_Set problem_: Copy every line from the records below that holds the word "this".
════════════════
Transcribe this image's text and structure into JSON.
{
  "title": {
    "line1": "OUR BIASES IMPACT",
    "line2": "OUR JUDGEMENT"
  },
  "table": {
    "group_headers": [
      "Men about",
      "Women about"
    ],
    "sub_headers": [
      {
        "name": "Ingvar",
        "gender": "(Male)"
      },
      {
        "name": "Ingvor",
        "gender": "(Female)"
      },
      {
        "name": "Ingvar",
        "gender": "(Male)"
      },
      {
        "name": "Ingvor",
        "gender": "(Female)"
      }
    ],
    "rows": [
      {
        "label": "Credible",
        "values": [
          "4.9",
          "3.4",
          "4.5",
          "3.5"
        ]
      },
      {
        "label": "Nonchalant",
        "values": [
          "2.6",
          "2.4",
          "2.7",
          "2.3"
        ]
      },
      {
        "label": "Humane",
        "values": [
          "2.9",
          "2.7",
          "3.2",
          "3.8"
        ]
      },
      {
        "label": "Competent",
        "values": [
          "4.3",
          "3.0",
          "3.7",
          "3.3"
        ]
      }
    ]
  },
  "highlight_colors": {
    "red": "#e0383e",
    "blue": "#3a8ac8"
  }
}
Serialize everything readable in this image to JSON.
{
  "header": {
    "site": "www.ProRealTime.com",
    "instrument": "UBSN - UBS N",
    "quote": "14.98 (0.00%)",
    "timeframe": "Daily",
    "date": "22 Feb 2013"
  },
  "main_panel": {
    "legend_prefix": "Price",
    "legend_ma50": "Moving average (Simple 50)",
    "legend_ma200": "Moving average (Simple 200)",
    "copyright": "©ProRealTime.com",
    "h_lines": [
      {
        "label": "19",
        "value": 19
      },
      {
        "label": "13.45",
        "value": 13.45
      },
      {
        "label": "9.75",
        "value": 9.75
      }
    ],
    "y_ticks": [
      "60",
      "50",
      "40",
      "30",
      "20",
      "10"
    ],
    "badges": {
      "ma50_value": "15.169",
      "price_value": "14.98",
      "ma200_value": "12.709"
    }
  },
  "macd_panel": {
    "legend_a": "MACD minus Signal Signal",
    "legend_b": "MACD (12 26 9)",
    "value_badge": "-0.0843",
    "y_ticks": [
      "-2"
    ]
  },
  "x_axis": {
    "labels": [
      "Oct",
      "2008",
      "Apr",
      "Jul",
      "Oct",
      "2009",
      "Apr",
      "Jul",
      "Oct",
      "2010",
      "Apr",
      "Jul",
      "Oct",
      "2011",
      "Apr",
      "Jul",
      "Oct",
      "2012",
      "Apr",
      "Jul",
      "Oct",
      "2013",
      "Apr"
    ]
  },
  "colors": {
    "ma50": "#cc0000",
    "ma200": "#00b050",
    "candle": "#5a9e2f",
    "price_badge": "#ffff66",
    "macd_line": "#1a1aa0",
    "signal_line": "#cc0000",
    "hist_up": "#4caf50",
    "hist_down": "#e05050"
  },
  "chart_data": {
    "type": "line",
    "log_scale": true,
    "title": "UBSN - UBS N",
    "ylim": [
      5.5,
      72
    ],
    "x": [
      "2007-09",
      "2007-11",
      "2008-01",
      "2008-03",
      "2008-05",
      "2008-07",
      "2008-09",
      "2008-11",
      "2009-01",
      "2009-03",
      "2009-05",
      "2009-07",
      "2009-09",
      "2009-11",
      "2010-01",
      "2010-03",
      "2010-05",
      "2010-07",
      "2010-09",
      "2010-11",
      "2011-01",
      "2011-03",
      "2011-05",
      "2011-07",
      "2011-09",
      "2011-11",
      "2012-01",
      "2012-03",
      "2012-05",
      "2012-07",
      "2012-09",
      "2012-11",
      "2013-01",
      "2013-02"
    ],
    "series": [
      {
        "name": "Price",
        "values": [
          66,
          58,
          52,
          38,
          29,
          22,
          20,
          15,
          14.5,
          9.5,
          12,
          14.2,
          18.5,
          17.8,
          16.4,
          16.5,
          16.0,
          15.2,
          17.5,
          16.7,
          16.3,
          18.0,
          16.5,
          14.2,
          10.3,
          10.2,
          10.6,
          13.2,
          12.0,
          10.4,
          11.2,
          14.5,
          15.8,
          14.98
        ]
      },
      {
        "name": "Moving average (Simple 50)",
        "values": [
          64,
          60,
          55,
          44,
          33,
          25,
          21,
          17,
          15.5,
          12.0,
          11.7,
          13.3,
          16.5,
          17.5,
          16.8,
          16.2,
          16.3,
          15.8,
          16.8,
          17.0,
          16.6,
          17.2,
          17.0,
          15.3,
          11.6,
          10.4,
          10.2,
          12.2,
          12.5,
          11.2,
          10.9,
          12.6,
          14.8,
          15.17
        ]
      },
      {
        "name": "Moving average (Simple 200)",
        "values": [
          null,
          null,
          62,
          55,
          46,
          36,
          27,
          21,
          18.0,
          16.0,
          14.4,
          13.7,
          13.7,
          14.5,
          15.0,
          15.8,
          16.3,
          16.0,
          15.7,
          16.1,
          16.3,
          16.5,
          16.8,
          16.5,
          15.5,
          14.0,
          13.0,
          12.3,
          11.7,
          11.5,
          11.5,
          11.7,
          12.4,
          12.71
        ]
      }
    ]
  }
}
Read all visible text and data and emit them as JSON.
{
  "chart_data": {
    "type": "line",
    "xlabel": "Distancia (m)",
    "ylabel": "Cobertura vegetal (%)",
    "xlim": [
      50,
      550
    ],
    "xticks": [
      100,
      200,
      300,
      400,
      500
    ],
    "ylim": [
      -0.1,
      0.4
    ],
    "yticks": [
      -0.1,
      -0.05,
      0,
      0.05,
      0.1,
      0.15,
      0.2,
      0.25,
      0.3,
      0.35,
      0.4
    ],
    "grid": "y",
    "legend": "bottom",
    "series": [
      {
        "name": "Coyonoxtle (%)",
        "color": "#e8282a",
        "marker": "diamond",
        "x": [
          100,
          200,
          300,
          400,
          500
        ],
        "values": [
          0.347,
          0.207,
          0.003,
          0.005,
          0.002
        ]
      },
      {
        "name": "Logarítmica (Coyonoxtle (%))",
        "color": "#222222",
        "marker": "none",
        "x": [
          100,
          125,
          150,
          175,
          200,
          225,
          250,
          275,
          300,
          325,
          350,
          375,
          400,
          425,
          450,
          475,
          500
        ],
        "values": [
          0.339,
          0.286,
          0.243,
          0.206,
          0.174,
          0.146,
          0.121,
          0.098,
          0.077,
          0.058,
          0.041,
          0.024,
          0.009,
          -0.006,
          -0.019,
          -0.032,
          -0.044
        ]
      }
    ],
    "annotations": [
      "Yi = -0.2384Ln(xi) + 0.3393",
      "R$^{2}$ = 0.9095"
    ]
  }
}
════════════════
_Result_:
Transcribe this image's text and structure into JSON.
Serialize everything readable in this image to JSON.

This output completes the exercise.